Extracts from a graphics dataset
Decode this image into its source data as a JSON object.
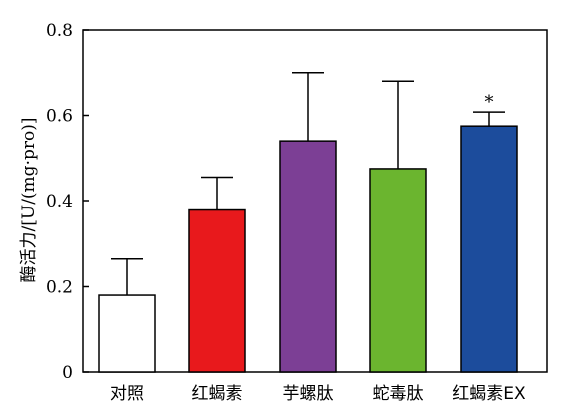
{
  "chart_data": {
    "type": "bar",
    "title": "",
    "xlabel": "",
    "ylabel": "酶活力/[U/(mg·pro)]",
    "ylim": [
      0,
      0.8
    ],
    "yticks": [
      "0",
      "0.2",
      "0.4",
      "0.6",
      "0.8"
    ],
    "grid": false,
    "categories": [
      "对照",
      "红蝎素",
      "芋螺肽",
      "蛇毒肽",
      "红蝎素EX"
    ],
    "values": [
      0.18,
      0.38,
      0.54,
      0.475,
      0.575
    ],
    "error_upper": [
      0.265,
      0.455,
      0.7,
      0.68,
      0.608
    ],
    "colors": [
      "#ffffff",
      "#e8191c",
      "#7c3f95",
      "#6bb52f",
      "#1c4c9c"
    ],
    "annotations": [
      {
        "category": "红蝎素EX",
        "text": "*"
      }
    ]
  }
}
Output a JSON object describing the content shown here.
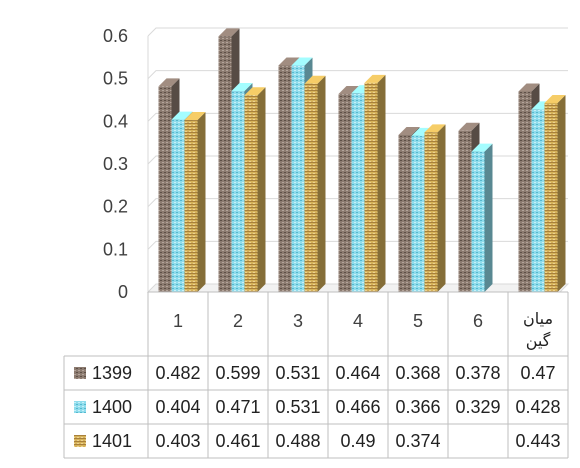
{
  "chart_data": {
    "type": "bar",
    "categories": [
      "1",
      "2",
      "3",
      "4",
      "5",
      "6",
      "میان گین"
    ],
    "category_lines": [
      [
        "1"
      ],
      [
        "2"
      ],
      [
        "3"
      ],
      [
        "4"
      ],
      [
        "5"
      ],
      [
        "6"
      ],
      [
        "میان",
        "گین"
      ]
    ],
    "series": [
      {
        "name": "1399",
        "values": [
          0.482,
          0.599,
          0.531,
          0.464,
          0.368,
          0.378,
          0.47
        ],
        "labels": [
          "0.482",
          "0.599",
          "0.531",
          "0.464",
          "0.368",
          "0.378",
          "0.47"
        ],
        "color": "#8c7b70"
      },
      {
        "name": "1400",
        "values": [
          0.404,
          0.471,
          0.531,
          0.466,
          0.366,
          0.329,
          0.428
        ],
        "labels": [
          "0.404",
          "0.471",
          "0.531",
          "0.466",
          "0.366",
          "0.329",
          "0.428"
        ],
        "color": "#8fdcec"
      },
      {
        "name": "1401",
        "values": [
          0.403,
          0.461,
          0.488,
          0.49,
          0.374,
          null,
          0.443
        ],
        "labels": [
          "0.403",
          "0.461",
          "0.488",
          "0.49",
          "0.374",
          "",
          "0.443"
        ],
        "color": "#d6b25a"
      }
    ],
    "yticks": [
      "0",
      "0.1",
      "0.2",
      "0.3",
      "0.4",
      "0.5",
      "0.6"
    ],
    "ylim": [
      0,
      0.6
    ],
    "grid": true,
    "legend": "data-table",
    "colors": {
      "grid": "#d9d9d9",
      "table_border": "#bfbfbf",
      "text": "#404040"
    }
  }
}
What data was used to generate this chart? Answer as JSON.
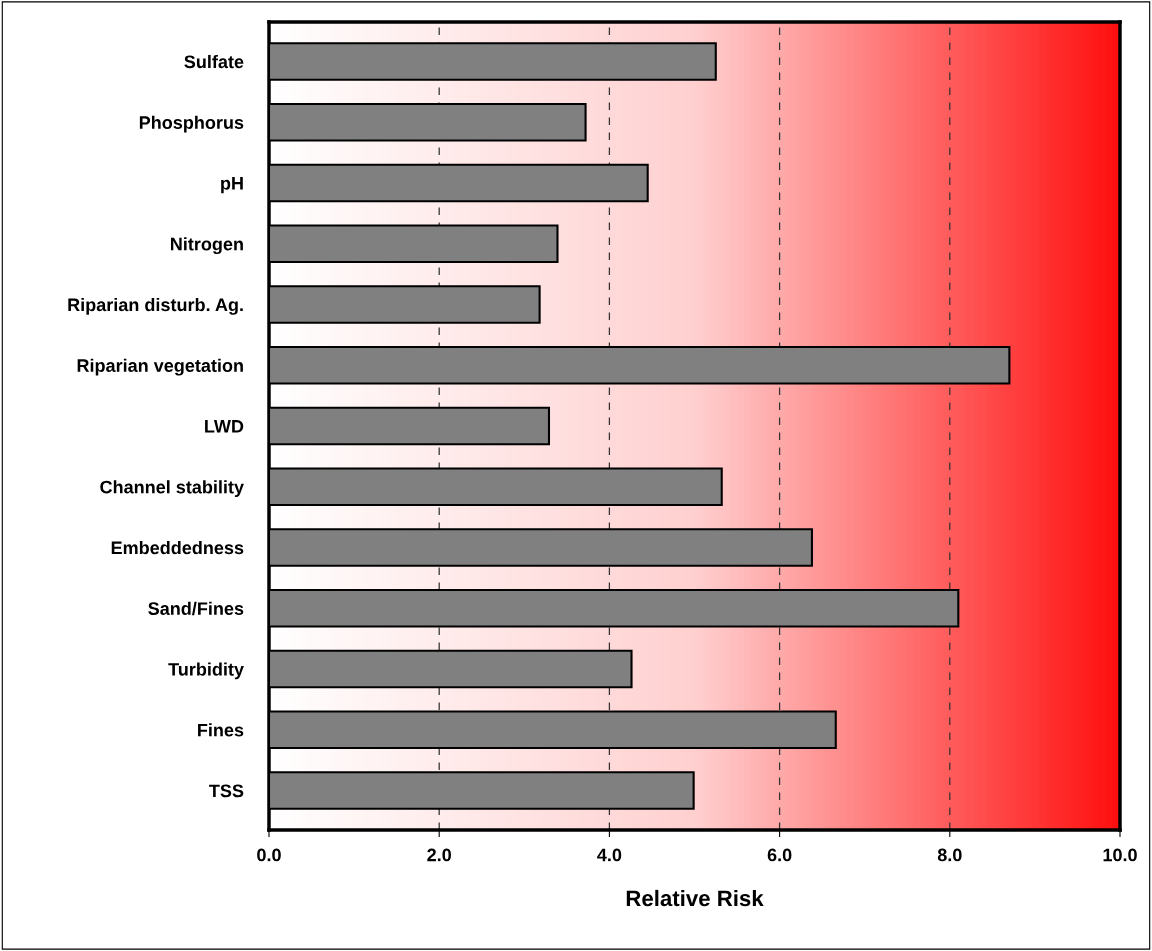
{
  "chart_data": {
    "type": "bar",
    "orientation": "horizontal",
    "xlabel": "Relative Risk",
    "categories": [
      "Sulfate",
      "Phosphorus",
      "pH",
      "Nitrogen",
      "Riparian disturb. Ag.",
      "Riparian vegetation",
      "LWD",
      "Channel stability",
      "Embeddedness",
      "Sand/Fines",
      "Turbidity",
      "Fines",
      "TSS"
    ],
    "values": [
      5.25,
      3.72,
      4.45,
      3.39,
      3.18,
      8.7,
      3.29,
      5.32,
      6.38,
      8.1,
      4.26,
      6.66,
      4.99
    ],
    "color": "#808080",
    "xlim": [
      0,
      10
    ],
    "xticks": [
      {
        "value": 0,
        "label": "0.0"
      },
      {
        "value": 2,
        "label": "2.0"
      },
      {
        "value": 4,
        "label": "4.0"
      },
      {
        "value": 6,
        "label": "6.0"
      },
      {
        "value": 8,
        "label": "8.0"
      },
      {
        "value": 10,
        "label": "10.0"
      }
    ],
    "grid": "x"
  }
}
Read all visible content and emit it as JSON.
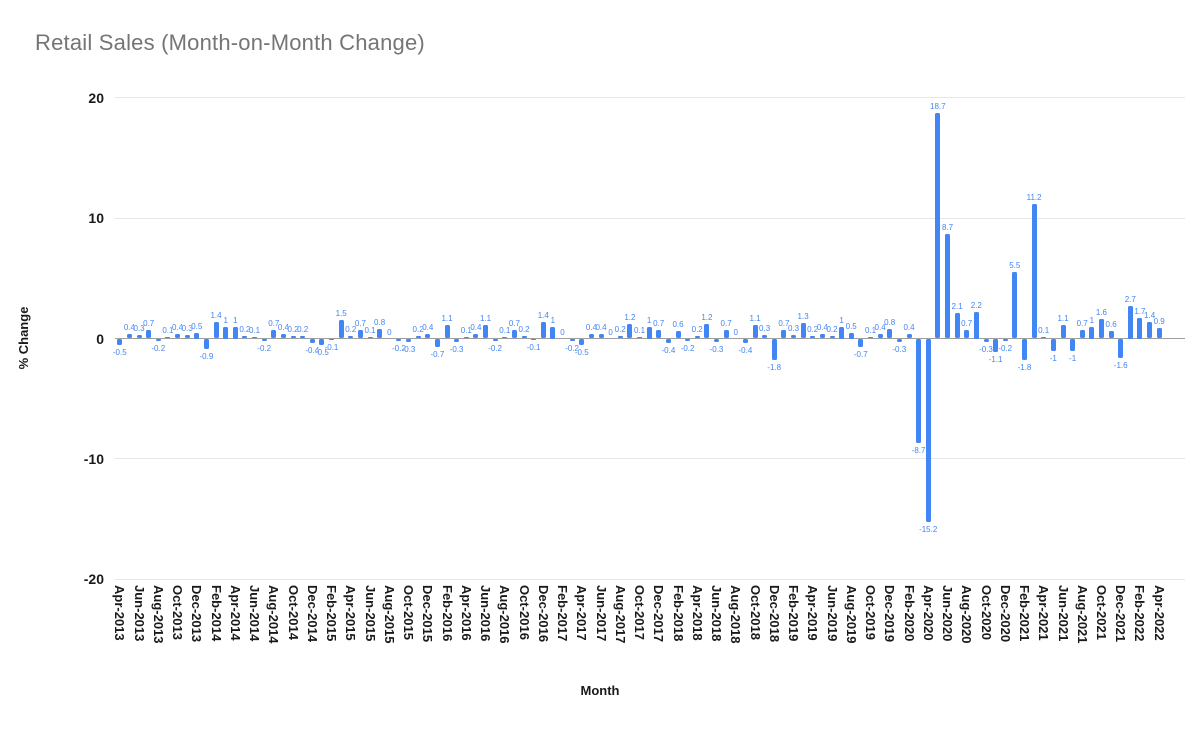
{
  "title": "Retail Sales (Month-on-Month Change)",
  "chart_data": {
    "type": "bar",
    "title": "Retail Sales (Month-on-Month Change)",
    "xlabel": "Month",
    "ylabel": "% Change",
    "ylim": [
      -20,
      20
    ],
    "yticks": [
      20,
      10,
      0,
      -10,
      -20
    ],
    "x_tick_step": 2,
    "grid": "horizontal-only",
    "legend_position": "none",
    "bar_color": "#4285f4",
    "data_label_color": "#4285f4",
    "grid_color": "#e6e6e6",
    "zero_line_color": "#9e9e9e",
    "axis_text_color": "#1a1a1a",
    "title_color": "#757575",
    "x": [
      "Apr-2013",
      "May-2013",
      "Jun-2013",
      "Jul-2013",
      "Aug-2013",
      "Sep-2013",
      "Oct-2013",
      "Nov-2013",
      "Dec-2013",
      "Jan-2014",
      "Feb-2014",
      "Mar-2014",
      "Apr-2014",
      "May-2014",
      "Jun-2014",
      "Jul-2014",
      "Aug-2014",
      "Sep-2014",
      "Oct-2014",
      "Nov-2014",
      "Dec-2014",
      "Jan-2015",
      "Feb-2015",
      "Mar-2015",
      "Apr-2015",
      "May-2015",
      "Jun-2015",
      "Jul-2015",
      "Aug-2015",
      "Sep-2015",
      "Oct-2015",
      "Nov-2015",
      "Dec-2015",
      "Jan-2016",
      "Feb-2016",
      "Mar-2016",
      "Apr-2016",
      "May-2016",
      "Jun-2016",
      "Jul-2016",
      "Aug-2016",
      "Sep-2016",
      "Oct-2016",
      "Nov-2016",
      "Dec-2016",
      "Jan-2017",
      "Feb-2017",
      "Mar-2017",
      "Apr-2017",
      "May-2017",
      "Jun-2017",
      "Jul-2017",
      "Aug-2017",
      "Sep-2017",
      "Oct-2017",
      "Nov-2017",
      "Dec-2017",
      "Jan-2018",
      "Feb-2018",
      "Mar-2018",
      "Apr-2018",
      "May-2018",
      "Jun-2018",
      "Jul-2018",
      "Aug-2018",
      "Sep-2018",
      "Oct-2018",
      "Nov-2018",
      "Dec-2018",
      "Jan-2019",
      "Feb-2019",
      "Mar-2019",
      "Apr-2019",
      "May-2019",
      "Jun-2019",
      "Jul-2019",
      "Aug-2019",
      "Sep-2019",
      "Oct-2019",
      "Nov-2019",
      "Dec-2019",
      "Jan-2020",
      "Feb-2020",
      "Mar-2020",
      "Apr-2020",
      "May-2020",
      "Jun-2020",
      "Jul-2020",
      "Aug-2020",
      "Sep-2020",
      "Oct-2020",
      "Nov-2020",
      "Dec-2020",
      "Jan-2021",
      "Feb-2021",
      "Mar-2021",
      "Apr-2021",
      "May-2021",
      "Jun-2021",
      "Jul-2021",
      "Aug-2021",
      "Sep-2021",
      "Oct-2021",
      "Nov-2021",
      "Dec-2021",
      "Jan-2022",
      "Feb-2022",
      "Mar-2022",
      "Apr-2022"
    ],
    "values": [
      -0.5,
      0.4,
      0.3,
      0.7,
      -0.2,
      0.1,
      0.4,
      0.3,
      0.5,
      -0.9,
      1.4,
      1,
      1,
      0.2,
      0.1,
      -0.2,
      0.7,
      0.4,
      0.2,
      0.2,
      -0.4,
      -0.5,
      -0.1,
      1.5,
      0.2,
      0.7,
      0.1,
      0.8,
      0,
      -0.2,
      -0.3,
      0.2,
      0.4,
      -0.7,
      1.1,
      -0.3,
      0.1,
      0.4,
      1.1,
      -0.2,
      0.1,
      0.7,
      0.2,
      -0.1,
      1.4,
      1,
      0,
      -0.2,
      -0.5,
      0.4,
      0.4,
      0,
      0.2,
      1.2,
      0.1,
      1,
      0.7,
      -0.4,
      0.6,
      -0.2,
      0.2,
      1.2,
      -0.3,
      0.7,
      0,
      -0.4,
      1.1,
      0.3,
      -1.8,
      0.7,
      0.3,
      1.3,
      0.2,
      0.4,
      0.2,
      1,
      0.5,
      -0.7,
      0.1,
      0.4,
      0.8,
      -0.3,
      0.4,
      -8.7,
      -15.2,
      18.7,
      8.7,
      2.1,
      0.7,
      2.2,
      -0.3,
      -1.1,
      -0.2,
      5.5,
      -1.8,
      11.2,
      0.1,
      -1,
      1.1,
      -1,
      0.7,
      1,
      1.6,
      0.6,
      -1.6,
      2.7,
      1.7,
      1.4,
      0.9
    ]
  }
}
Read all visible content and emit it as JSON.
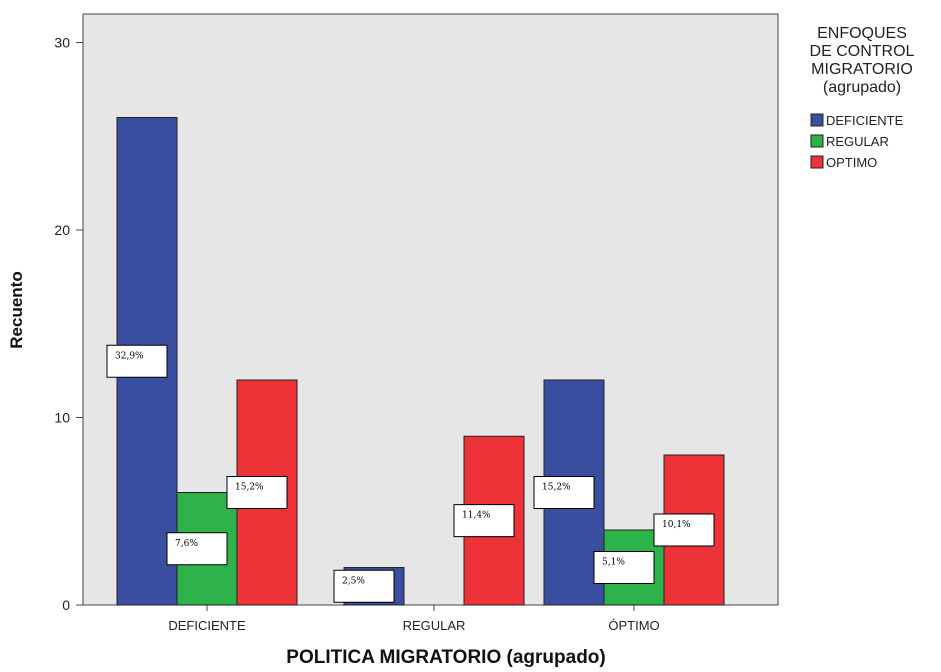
{
  "chart_data": {
    "type": "bar",
    "xlabel": "POLITICA MIGRATORIO (agrupado)",
    "ylabel": "Recuento",
    "ylim": [
      0,
      32
    ],
    "yticks": [
      "0",
      "10",
      "20",
      "30"
    ],
    "categories": [
      "DEFICIENTE",
      "REGULAR",
      "ÓPTIMO"
    ],
    "legend": {
      "title": [
        "ENFOQUES",
        "DE CONTROL",
        "MIGRATORIO",
        "(agrupado)"
      ],
      "placement": "right"
    },
    "series": [
      {
        "name": "DEFICIENTE",
        "color": "#3a4ea0",
        "values": [
          26,
          2,
          12
        ],
        "labels": [
          "32,9%",
          "2,5%",
          "15,2%"
        ]
      },
      {
        "name": "REGULAR",
        "color": "#2db34a",
        "values": [
          6,
          0,
          4
        ],
        "labels": [
          "7,6%",
          "",
          "5,1%"
        ]
      },
      {
        "name": "OPTIMO",
        "color": "#ee3338",
        "values": [
          12,
          9,
          8
        ],
        "labels": [
          "15,2%",
          "11,4%",
          "10,1%"
        ]
      }
    ],
    "background": "#e6e6e6",
    "grid": false
  }
}
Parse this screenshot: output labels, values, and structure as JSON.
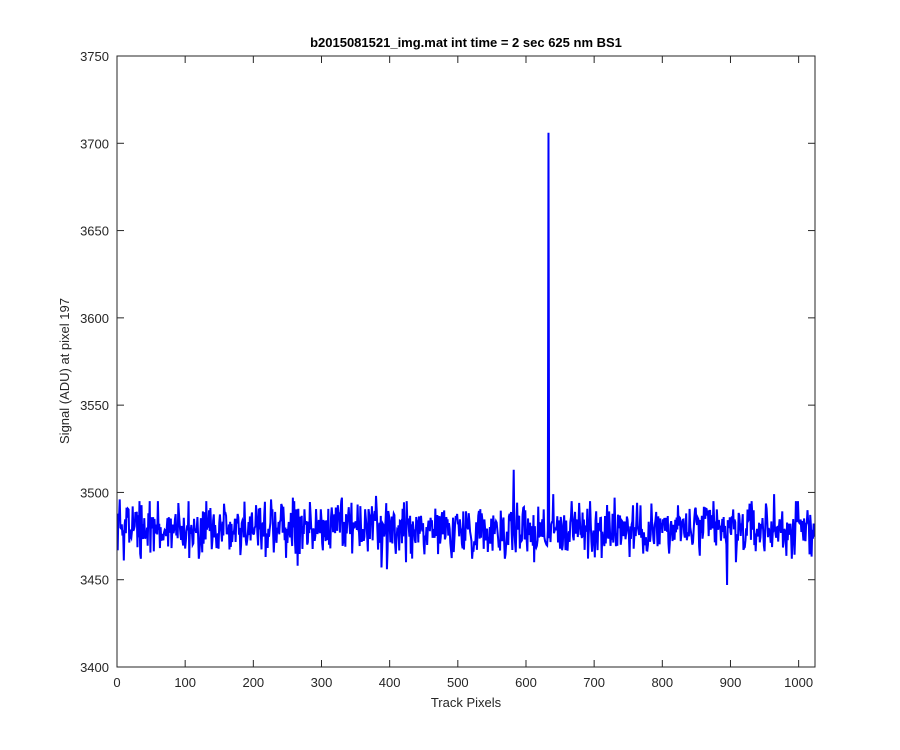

Requirements >>
Find the word "horizontal" in the entries, and copy every line it shows up in.

Complete response >>
    "orientation": "horizontal",
    "grid": "horizontal-only",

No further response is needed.